Problem:
Omit any picture, and return the remaining data exactly as written.

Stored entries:
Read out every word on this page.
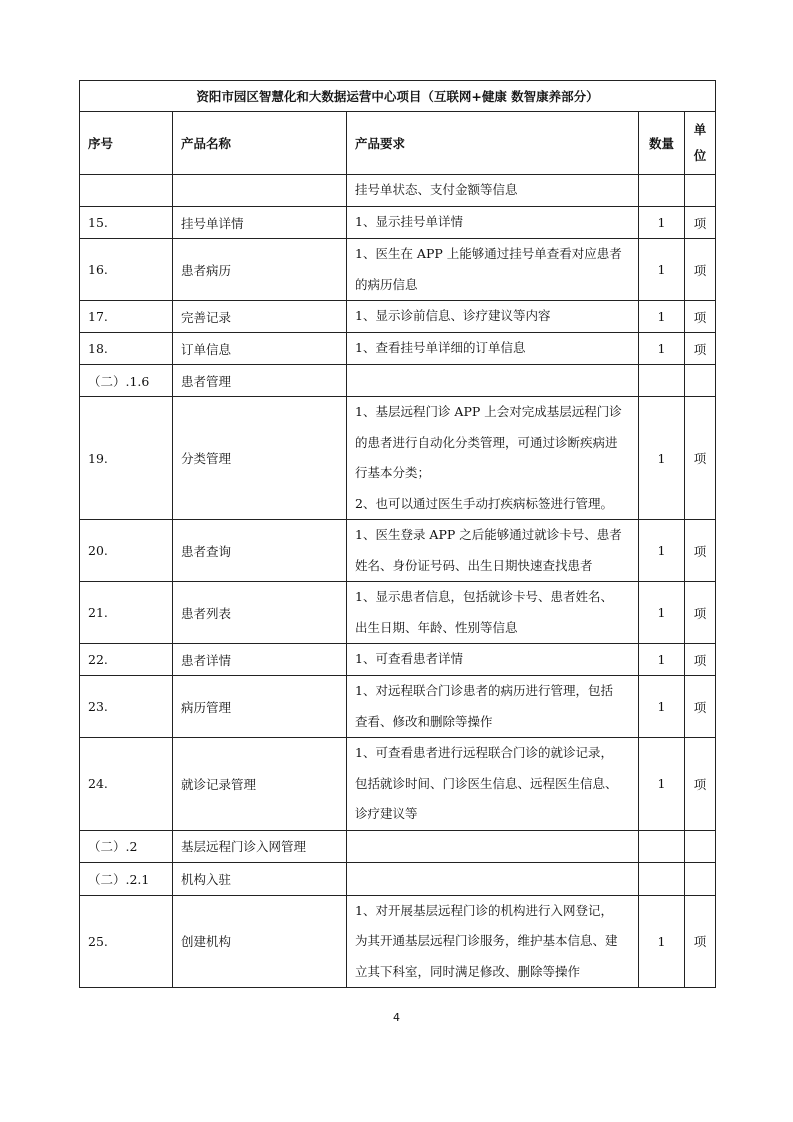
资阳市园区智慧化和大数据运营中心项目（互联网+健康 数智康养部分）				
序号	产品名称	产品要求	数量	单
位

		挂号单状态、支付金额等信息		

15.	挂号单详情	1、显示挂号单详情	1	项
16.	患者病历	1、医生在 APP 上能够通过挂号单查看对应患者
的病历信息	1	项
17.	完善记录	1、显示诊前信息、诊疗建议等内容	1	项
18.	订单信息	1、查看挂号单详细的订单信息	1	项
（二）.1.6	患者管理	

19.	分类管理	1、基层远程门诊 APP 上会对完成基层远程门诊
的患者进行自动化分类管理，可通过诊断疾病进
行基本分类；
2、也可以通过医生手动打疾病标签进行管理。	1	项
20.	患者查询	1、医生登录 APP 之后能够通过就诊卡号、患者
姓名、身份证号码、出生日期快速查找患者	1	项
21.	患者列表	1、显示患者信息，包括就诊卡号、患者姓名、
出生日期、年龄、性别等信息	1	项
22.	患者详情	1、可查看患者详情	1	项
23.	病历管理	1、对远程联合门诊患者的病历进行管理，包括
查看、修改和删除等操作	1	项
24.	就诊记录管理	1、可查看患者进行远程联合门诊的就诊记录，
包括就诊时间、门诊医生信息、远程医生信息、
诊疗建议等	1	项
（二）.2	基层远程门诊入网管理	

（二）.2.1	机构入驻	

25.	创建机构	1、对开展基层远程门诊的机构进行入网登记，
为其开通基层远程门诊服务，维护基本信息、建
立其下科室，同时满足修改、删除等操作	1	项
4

Response to the exercise:
Read out every word on this page.
资阳市园区智慧化和大数据运营中心项目（互联网+健康 数智康养部分）				
序号	产品名称	产品要求	数量	单
位

		挂号单状态、支付金额等信息		

15.	挂号单详情	1、显示挂号单详情	1	项
16.	患者病历	1、医生在 APP 上能够通过挂号单查看对应患者
的病历信息	1	项
17.	完善记录	1、显示诊前信息、诊疗建议等内容	1	项
18.	订单信息	1、查看挂号单详细的订单信息	1	项
（二）.1.6	患者管理	

19.	分类管理	1、基层远程门诊 APP 上会对完成基层远程门诊
的患者进行自动化分类管理，可通过诊断疾病进
行基本分类；
2、也可以通过医生手动打疾病标签进行管理。	1	项
20.	患者查询	1、医生登录 APP 之后能够通过就诊卡号、患者
姓名、身份证号码、出生日期快速查找患者	1	项
21.	患者列表	1、显示患者信息，包括就诊卡号、患者姓名、
出生日期、年龄、性别等信息	1	项
22.	患者详情	1、可查看患者详情	1	项
23.	病历管理	1、对远程联合门诊患者的病历进行管理，包括
查看、修改和删除等操作	1	项
24.	就诊记录管理	1、可查看患者进行远程联合门诊的就诊记录，
包括就诊时间、门诊医生信息、远程医生信息、
诊疗建议等	1	项
（二）.2	基层远程门诊入网管理	

（二）.2.1	机构入驻	

25.	创建机构	1、对开展基层远程门诊的机构进行入网登记，
为其开通基层远程门诊服务，维护基本信息、建
立其下科室，同时满足修改、删除等操作	1	项
4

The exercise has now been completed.